Dataset content:
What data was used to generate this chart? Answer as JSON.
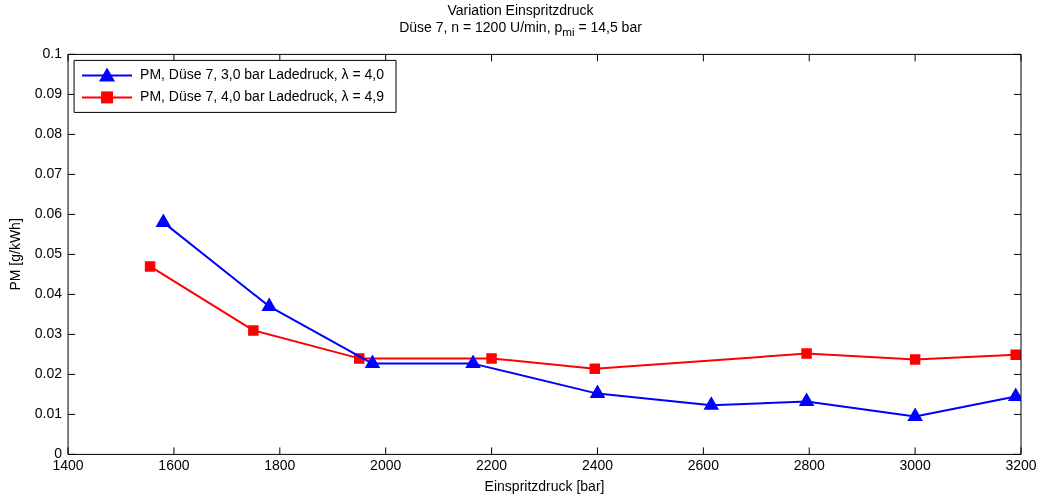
{
  "chart_data": {
    "type": "line",
    "title": "Variation Einspritzdruck",
    "subtitle": "Düse 7, n = 1200 U/min, p$_{mi}$ = 14,5 bar",
    "xlabel": "Einspritzdruck [bar]",
    "ylabel": "PM [g/kWh]",
    "xlim": [
      1400,
      3200
    ],
    "xticks": [
      1400,
      1600,
      1800,
      2000,
      2200,
      2400,
      2600,
      2800,
      3000,
      3200
    ],
    "ylim": [
      0,
      0.1
    ],
    "yticks": [
      0,
      0.01,
      0.02,
      0.03,
      0.04,
      0.05,
      0.06,
      0.07,
      0.08,
      0.09,
      0.1
    ],
    "grid": false,
    "legend": "top left",
    "line_style": "solid",
    "series": [
      {
        "name": "PM, Düse 7, 3,0 bar Ladedruck, λ = 4,0",
        "color": "#0000ff",
        "marker": "triangle",
        "x": [
          1580,
          1780,
          1975,
          2165,
          2400,
          2615,
          2795,
          3000,
          3190
        ],
        "values": [
          0.058,
          0.037,
          0.0227,
          0.0227,
          0.0152,
          0.0123,
          0.0132,
          0.0095,
          0.0145
        ]
      },
      {
        "name": "PM, Düse 7, 4,0 bar Ladedruck, λ = 4,9",
        "color": "#ff0000",
        "marker": "square",
        "x": [
          1555,
          1750,
          1950,
          2200,
          2395,
          2795,
          3000,
          3190
        ],
        "values": [
          0.047,
          0.031,
          0.024,
          0.024,
          0.0214,
          0.0252,
          0.0237,
          0.0249
        ]
      }
    ]
  }
}
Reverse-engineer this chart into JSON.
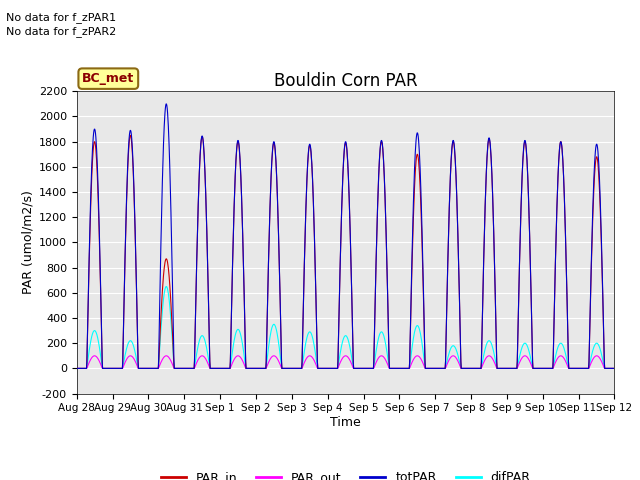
{
  "title": "Bouldin Corn PAR",
  "ylabel": "PAR (umol/m2/s)",
  "xlabel": "Time",
  "no_data_text": [
    "No data for f_zPAR1",
    "No data for f_zPAR2"
  ],
  "legend_label": "BC_met",
  "ylim": [
    -200,
    2200
  ],
  "bg_color": "#e8e8e8",
  "line_colors": {
    "PAR_in": "#cc0000",
    "PAR_out": "#ff00ff",
    "totPAR": "#0000cc",
    "difPAR": "#00ffff"
  },
  "x_tick_labels": [
    "Aug 28",
    "Aug 29",
    "Aug 30",
    "Aug 31",
    "Sep 1",
    "Sep 2",
    "Sep 3",
    "Sep 4",
    "Sep 5",
    "Sep 6",
    "Sep 7",
    "Sep 8",
    "Sep 9",
    "Sep 10",
    "Sep 11",
    "Sep 12"
  ],
  "n_days": 15,
  "peaks": {
    "day0": {
      "totPAR": 1900,
      "PAR_in": 1800,
      "difPAR": 300
    },
    "day1": {
      "totPAR": 1890,
      "PAR_in": 1850,
      "difPAR": 220
    },
    "day2": {
      "totPAR": 2100,
      "PAR_in": 870,
      "difPAR": 650
    },
    "day3": {
      "totPAR": 1845,
      "PAR_in": 1840,
      "difPAR": 260
    },
    "day4": {
      "totPAR": 1810,
      "PAR_in": 1800,
      "difPAR": 310
    },
    "day5": {
      "totPAR": 1800,
      "PAR_in": 1790,
      "difPAR": 350
    },
    "day6": {
      "totPAR": 1780,
      "PAR_in": 1770,
      "difPAR": 290
    },
    "day7": {
      "totPAR": 1800,
      "PAR_in": 1790,
      "difPAR": 260
    },
    "day8": {
      "totPAR": 1810,
      "PAR_in": 1800,
      "difPAR": 290
    },
    "day9": {
      "totPAR": 1870,
      "PAR_in": 1700,
      "difPAR": 340
    },
    "day10": {
      "totPAR": 1810,
      "PAR_in": 1800,
      "difPAR": 180
    },
    "day11": {
      "totPAR": 1830,
      "PAR_in": 1820,
      "difPAR": 220
    },
    "day12": {
      "totPAR": 1810,
      "PAR_in": 1800,
      "difPAR": 200
    },
    "day13": {
      "totPAR": 1800,
      "PAR_in": 1800,
      "difPAR": 200
    },
    "day14": {
      "totPAR": 1780,
      "PAR_in": 1680,
      "difPAR": 200
    }
  },
  "PAR_out_peak": 100
}
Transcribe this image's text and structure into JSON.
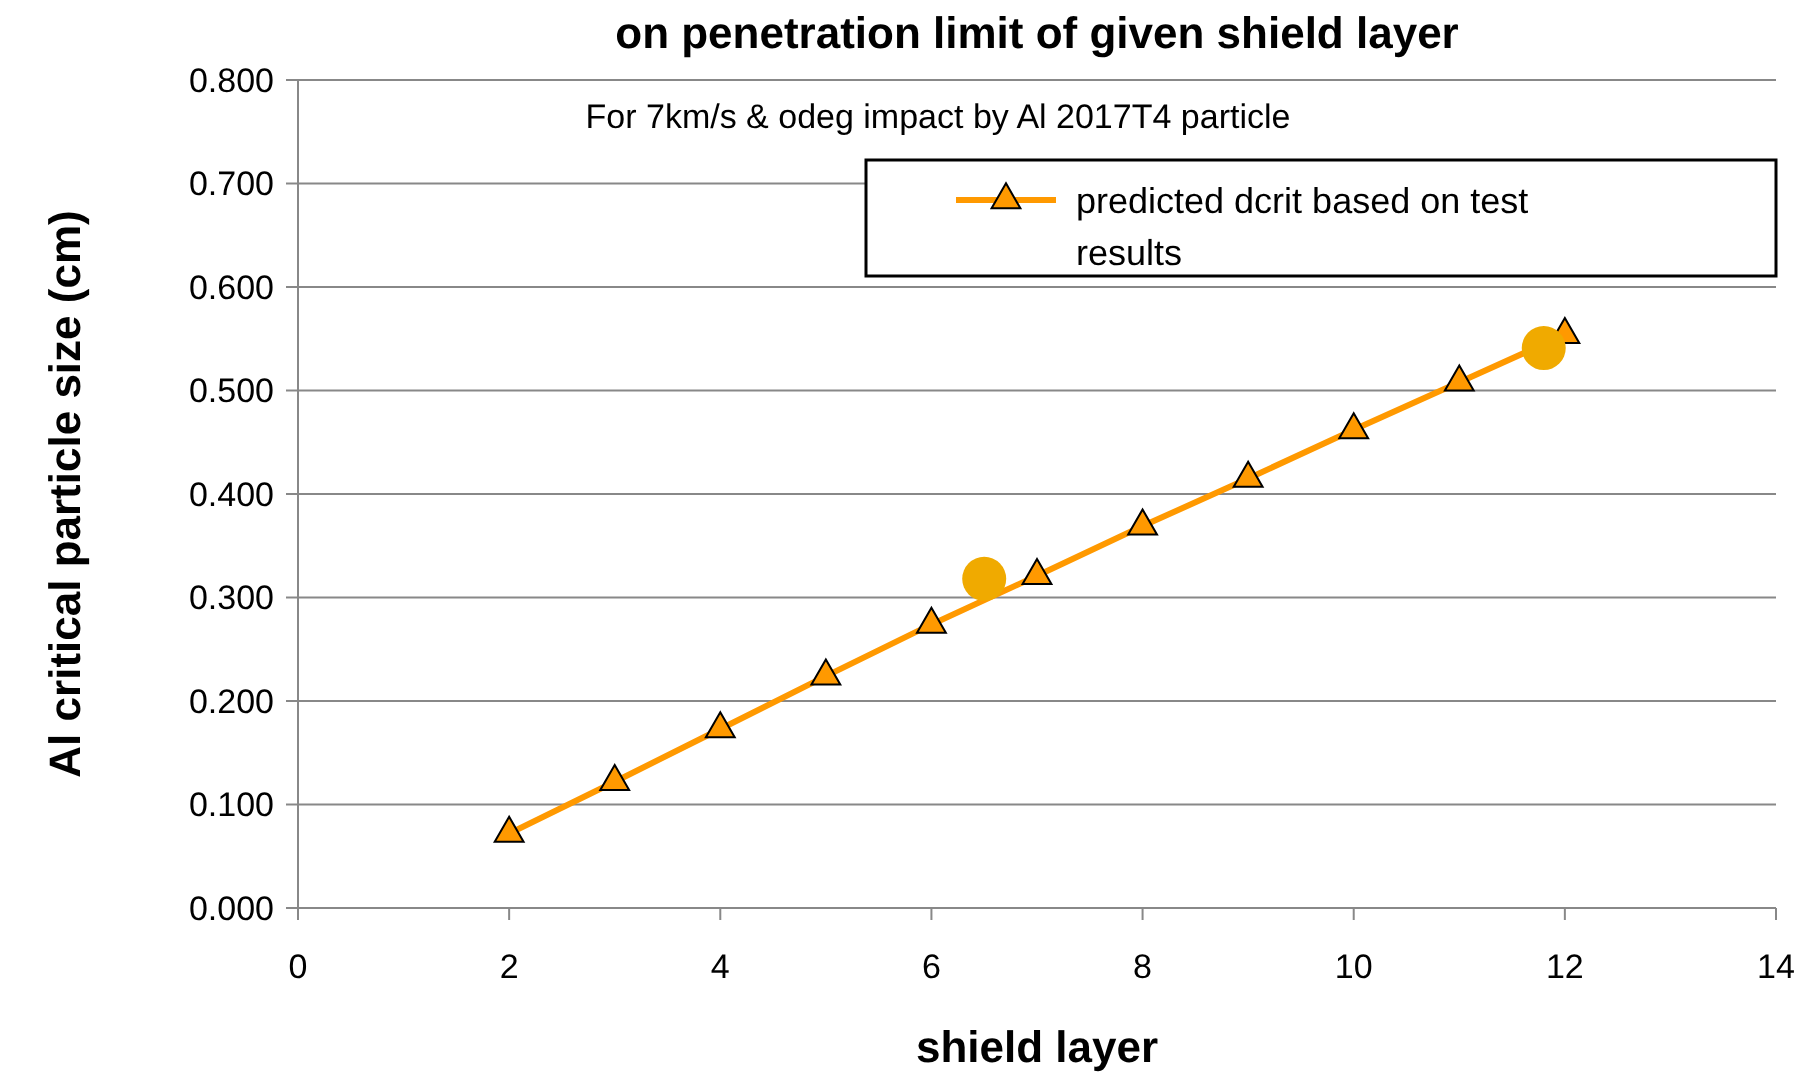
{
  "chart_data": {
    "type": "line",
    "title": "on penetration limit of given shield layer",
    "subtitle": "For 7km/s & odeg impact by Al 2017T4 particle",
    "xlabel": "shield layer",
    "ylabel": "Al critical particle size (cm)",
    "xlim": [
      0,
      14
    ],
    "xticks": [
      0,
      2,
      4,
      6,
      8,
      10,
      12,
      14
    ],
    "ylim": [
      0,
      0.8
    ],
    "yticks": [
      {
        "value": 0,
        "label": "0.000"
      },
      {
        "value": 0.1,
        "label": "0.100"
      },
      {
        "value": 0.2,
        "label": "0.200"
      },
      {
        "value": 0.3,
        "label": "0.300"
      },
      {
        "value": 0.4,
        "label": "0.400"
      },
      {
        "value": 0.5,
        "label": "0.500"
      },
      {
        "value": 0.6,
        "label": "0.600"
      },
      {
        "value": 0.7,
        "label": "0.700"
      },
      {
        "value": 0.8,
        "label": "0.800"
      }
    ],
    "grid": "y",
    "legend": "top right",
    "marker": "triangle",
    "line_style": "solid",
    "series": [
      {
        "name": "predicted dcrit based on test results",
        "type": "line",
        "color": "#ff9900",
        "x": [
          2,
          3,
          4,
          5,
          6,
          7,
          8,
          9,
          10,
          11,
          12
        ],
        "values": [
          0.072,
          0.122,
          0.173,
          0.224,
          0.274,
          0.321,
          0.369,
          0.415,
          0.462,
          0.508,
          0.554
        ]
      },
      {
        "type": "scatter",
        "marker": "circle",
        "color": "#f0aa00",
        "x": [
          6.5,
          11.8
        ],
        "values": [
          0.318,
          0.541
        ]
      }
    ]
  }
}
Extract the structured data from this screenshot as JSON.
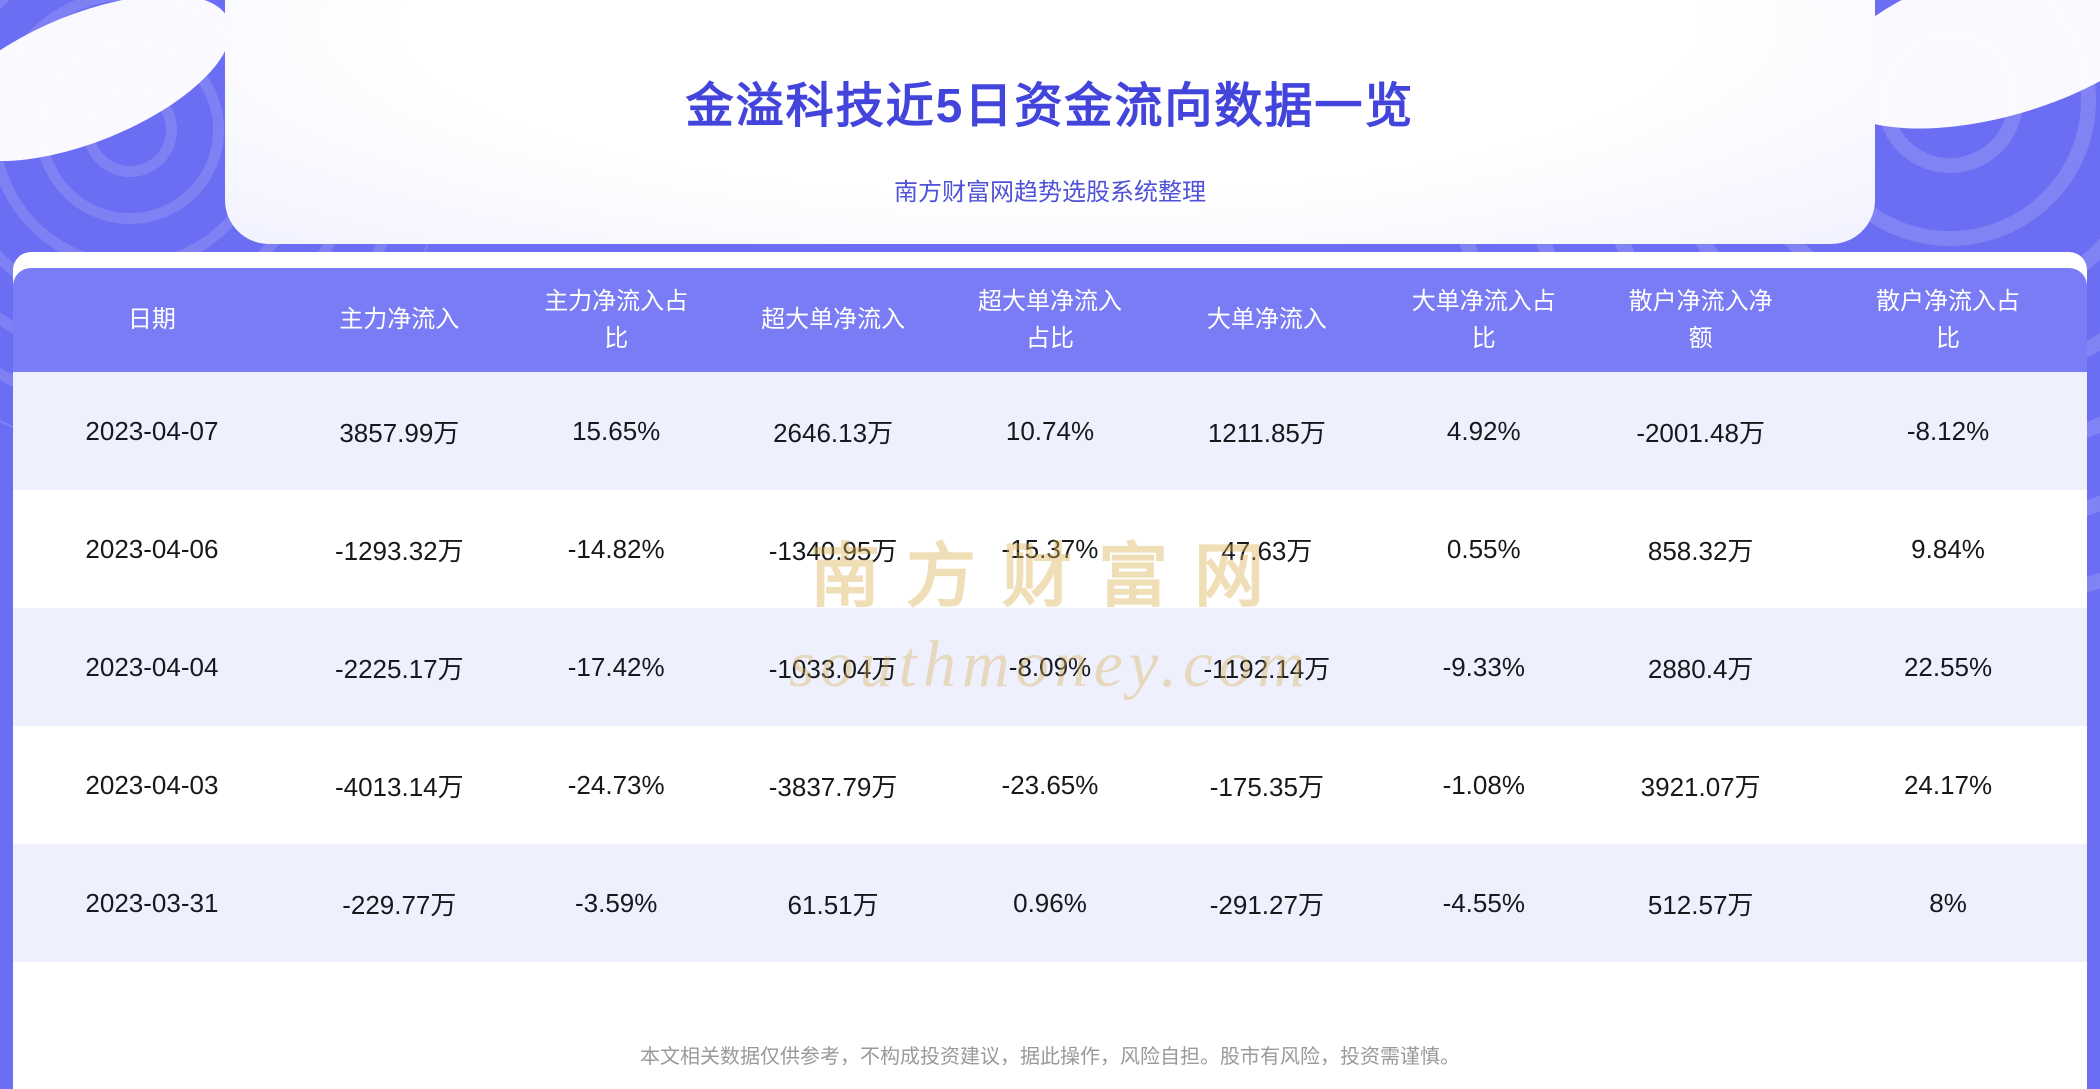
{
  "header": {
    "title": "金溢科技近5日资金流向数据一览",
    "subtitle": "南方财富网趋势选股系统整理"
  },
  "chart_data": {
    "type": "table",
    "title": "金溢科技近5日资金流向数据一览",
    "columns": [
      "日期",
      "主力净流入",
      "主力净流入占比",
      "超大单净流入",
      "超大单净流入占比",
      "大单净流入",
      "大单净流入占比",
      "散户净流入净额",
      "散户净流入占比"
    ],
    "rows": [
      [
        "2023-04-07",
        "3857.99万",
        "15.65%",
        "2646.13万",
        "10.74%",
        "1211.85万",
        "4.92%",
        "-2001.48万",
        "-8.12%"
      ],
      [
        "2023-04-06",
        "-1293.32万",
        "-14.82%",
        "-1340.95万",
        "-15.37%",
        "47.63万",
        "0.55%",
        "858.32万",
        "9.84%"
      ],
      [
        "2023-04-04",
        "-2225.17万",
        "-17.42%",
        "-1033.04万",
        "-8.09%",
        "-1192.14万",
        "-9.33%",
        "2880.4万",
        "22.55%"
      ],
      [
        "2023-04-03",
        "-4013.14万",
        "-24.73%",
        "-3837.79万",
        "-23.65%",
        "-175.35万",
        "-1.08%",
        "3921.07万",
        "24.17%"
      ],
      [
        "2023-03-31",
        "-229.77万",
        "-3.59%",
        "61.51万",
        "0.96%",
        "-291.27万",
        "-4.55%",
        "512.57万",
        "8%"
      ]
    ]
  },
  "watermark": {
    "text_cn": "南方财富网",
    "text_en": "southmoney.com"
  },
  "footer": {
    "disclaimer": "本文相关数据仅供参考，不构成投资建议，据此操作，风险自担。股市有风险，投资需谨慎。"
  },
  "colors": {
    "background": "#6b6df2",
    "table_header": "#797cf4",
    "row_alternate": "#eef0fe",
    "title_text": "#4244dc",
    "watermark_gold": "#d9b051"
  }
}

Your goal: Looking at the records above, count the lines where the word "JSON" appears. State only the number.

Exercise answer: 4